» Source records
<<<<
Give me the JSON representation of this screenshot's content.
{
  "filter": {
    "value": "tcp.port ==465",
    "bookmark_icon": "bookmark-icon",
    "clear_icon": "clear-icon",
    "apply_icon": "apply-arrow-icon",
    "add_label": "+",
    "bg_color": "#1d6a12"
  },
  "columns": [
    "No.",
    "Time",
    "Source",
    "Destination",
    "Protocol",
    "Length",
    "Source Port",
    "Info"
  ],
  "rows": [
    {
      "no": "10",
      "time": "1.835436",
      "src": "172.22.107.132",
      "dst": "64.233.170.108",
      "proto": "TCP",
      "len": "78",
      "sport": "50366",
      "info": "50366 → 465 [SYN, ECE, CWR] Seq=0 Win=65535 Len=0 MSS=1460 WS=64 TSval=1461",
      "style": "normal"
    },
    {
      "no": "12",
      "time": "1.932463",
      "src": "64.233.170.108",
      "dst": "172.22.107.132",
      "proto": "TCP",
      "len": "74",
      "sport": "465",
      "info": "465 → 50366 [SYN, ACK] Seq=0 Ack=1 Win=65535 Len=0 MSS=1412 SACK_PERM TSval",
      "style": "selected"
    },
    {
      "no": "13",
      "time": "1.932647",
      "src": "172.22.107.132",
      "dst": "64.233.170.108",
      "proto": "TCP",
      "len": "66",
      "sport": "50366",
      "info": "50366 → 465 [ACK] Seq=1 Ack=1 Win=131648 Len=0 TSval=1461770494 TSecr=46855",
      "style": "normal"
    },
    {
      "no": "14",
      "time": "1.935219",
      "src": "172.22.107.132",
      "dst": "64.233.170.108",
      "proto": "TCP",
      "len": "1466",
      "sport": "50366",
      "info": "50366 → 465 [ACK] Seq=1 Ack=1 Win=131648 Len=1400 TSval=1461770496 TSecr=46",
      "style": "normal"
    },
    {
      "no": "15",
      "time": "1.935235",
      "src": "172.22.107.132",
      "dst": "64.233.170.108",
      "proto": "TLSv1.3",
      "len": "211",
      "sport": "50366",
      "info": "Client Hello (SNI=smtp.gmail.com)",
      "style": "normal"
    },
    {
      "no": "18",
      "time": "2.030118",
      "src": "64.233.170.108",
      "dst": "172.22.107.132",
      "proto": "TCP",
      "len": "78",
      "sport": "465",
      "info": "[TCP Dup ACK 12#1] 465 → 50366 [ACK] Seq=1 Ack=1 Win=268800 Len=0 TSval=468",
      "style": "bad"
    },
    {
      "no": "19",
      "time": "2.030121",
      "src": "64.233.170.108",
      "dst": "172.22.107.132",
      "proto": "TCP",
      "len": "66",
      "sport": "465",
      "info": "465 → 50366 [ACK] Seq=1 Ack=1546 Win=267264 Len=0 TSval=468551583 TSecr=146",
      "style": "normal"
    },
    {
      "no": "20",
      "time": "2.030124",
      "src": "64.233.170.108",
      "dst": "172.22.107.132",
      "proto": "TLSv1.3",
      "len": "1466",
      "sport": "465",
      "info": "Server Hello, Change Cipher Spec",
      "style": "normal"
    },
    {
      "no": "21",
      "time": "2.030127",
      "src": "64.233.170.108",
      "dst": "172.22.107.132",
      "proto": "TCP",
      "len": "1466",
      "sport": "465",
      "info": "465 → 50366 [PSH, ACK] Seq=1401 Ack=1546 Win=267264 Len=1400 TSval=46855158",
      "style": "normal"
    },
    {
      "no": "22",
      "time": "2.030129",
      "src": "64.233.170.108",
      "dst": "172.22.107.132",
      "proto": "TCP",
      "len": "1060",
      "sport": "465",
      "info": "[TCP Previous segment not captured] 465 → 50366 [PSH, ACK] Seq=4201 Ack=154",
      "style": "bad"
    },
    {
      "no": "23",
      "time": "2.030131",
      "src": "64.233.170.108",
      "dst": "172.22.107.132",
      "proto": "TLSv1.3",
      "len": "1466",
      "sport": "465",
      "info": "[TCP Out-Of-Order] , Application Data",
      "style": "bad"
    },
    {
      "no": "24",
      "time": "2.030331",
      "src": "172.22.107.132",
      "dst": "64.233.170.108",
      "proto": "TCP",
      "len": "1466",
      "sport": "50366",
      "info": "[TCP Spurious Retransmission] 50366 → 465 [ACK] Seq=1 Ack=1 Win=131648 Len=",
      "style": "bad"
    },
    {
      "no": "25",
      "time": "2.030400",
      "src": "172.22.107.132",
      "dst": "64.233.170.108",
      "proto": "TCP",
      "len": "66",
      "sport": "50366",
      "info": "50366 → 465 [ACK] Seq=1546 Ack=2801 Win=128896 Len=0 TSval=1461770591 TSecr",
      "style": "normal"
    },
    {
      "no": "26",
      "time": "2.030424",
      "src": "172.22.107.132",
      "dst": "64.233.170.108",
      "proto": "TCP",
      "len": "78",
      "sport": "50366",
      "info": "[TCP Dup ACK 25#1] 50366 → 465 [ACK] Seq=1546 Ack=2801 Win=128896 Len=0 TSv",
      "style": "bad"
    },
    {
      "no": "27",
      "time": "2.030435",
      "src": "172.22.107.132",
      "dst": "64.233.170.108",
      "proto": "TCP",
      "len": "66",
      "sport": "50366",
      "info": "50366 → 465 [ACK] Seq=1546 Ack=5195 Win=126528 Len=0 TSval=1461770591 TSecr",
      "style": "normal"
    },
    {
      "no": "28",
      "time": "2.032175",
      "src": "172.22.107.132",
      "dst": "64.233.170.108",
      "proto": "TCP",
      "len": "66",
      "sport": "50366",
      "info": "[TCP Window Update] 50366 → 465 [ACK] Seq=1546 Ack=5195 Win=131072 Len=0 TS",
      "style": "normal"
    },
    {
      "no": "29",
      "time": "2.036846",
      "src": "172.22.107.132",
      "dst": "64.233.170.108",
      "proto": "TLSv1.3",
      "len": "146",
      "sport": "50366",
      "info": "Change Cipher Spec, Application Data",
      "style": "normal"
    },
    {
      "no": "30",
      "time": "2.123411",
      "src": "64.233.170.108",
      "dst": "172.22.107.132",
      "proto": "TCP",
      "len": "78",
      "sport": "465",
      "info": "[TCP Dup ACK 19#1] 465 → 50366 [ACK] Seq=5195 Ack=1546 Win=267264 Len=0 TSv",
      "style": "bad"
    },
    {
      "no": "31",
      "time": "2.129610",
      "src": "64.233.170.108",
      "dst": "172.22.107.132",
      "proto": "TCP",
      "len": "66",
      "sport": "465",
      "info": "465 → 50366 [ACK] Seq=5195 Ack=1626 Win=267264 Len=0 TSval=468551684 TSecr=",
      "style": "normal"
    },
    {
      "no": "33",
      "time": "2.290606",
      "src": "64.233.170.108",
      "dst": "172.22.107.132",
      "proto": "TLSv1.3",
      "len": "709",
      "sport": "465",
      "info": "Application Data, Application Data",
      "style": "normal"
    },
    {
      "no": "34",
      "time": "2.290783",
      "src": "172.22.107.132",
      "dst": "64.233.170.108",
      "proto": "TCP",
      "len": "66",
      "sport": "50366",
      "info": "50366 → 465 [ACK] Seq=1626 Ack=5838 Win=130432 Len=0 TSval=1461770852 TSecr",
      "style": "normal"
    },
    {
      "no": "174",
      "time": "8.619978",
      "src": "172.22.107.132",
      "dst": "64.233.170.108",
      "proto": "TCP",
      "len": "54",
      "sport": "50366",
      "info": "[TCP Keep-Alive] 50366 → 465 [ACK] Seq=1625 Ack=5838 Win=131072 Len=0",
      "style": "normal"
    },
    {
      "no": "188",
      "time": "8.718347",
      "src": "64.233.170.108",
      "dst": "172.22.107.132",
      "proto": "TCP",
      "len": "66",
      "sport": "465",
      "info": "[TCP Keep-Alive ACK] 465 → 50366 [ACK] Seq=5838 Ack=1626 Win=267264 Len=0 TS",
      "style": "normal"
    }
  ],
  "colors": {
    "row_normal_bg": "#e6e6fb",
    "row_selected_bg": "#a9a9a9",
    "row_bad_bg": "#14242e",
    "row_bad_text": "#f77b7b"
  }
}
>>>>
» Short problem
Select and copy every line of the listing with the word "TSval".

» Written answer
      "info": "50366 → 465 [SYN, ECE, CWR] Seq=0 Win=65535 Len=0 MSS=1460 WS=64 TSval=1461",
      "info": "465 → 50366 [SYN, ACK] Seq=0 Ack=1 Win=65535 Len=0 MSS=1412 SACK_PERM TSval",
      "info": "50366 → 465 [ACK] Seq=1 Ack=1 Win=131648 Len=0 TSval=1461770494 TSecr=46855",
      "info": "50366 → 465 [ACK] Seq=1 Ack=1 Win=131648 Len=1400 TSval=1461770496 TSecr=46",
      "info": "[TCP Dup ACK 12#1] 465 → 50366 [ACK] Seq=1 Ack=1 Win=268800 Len=0 TSval=468",
      "info": "465 → 50366 [ACK] Seq=1 Ack=1546 Win=267264 Len=0 TSval=468551583 TSecr=146",
      "info": "465 → 50366 [PSH, ACK] Seq=1401 Ack=1546 Win=267264 Len=1400 TSval=46855158",
      "info": "50366 → 465 [ACK] Seq=1546 Ack=2801 Win=128896 Len=0 TSval=1461770591 TSecr",
      "info": "50366 → 465 [ACK] Seq=1546 Ack=5195 Win=126528 Len=0 TSval=1461770591 TSecr",
      "info": "465 → 50366 [ACK] Seq=5195 Ack=1626 Win=267264 Len=0 TSval=468551684 TSecr=",
      "info": "50366 → 465 [ACK] Seq=1626 Ack=5838 Win=130432 Len=0 TSval=1461770852 TSecr",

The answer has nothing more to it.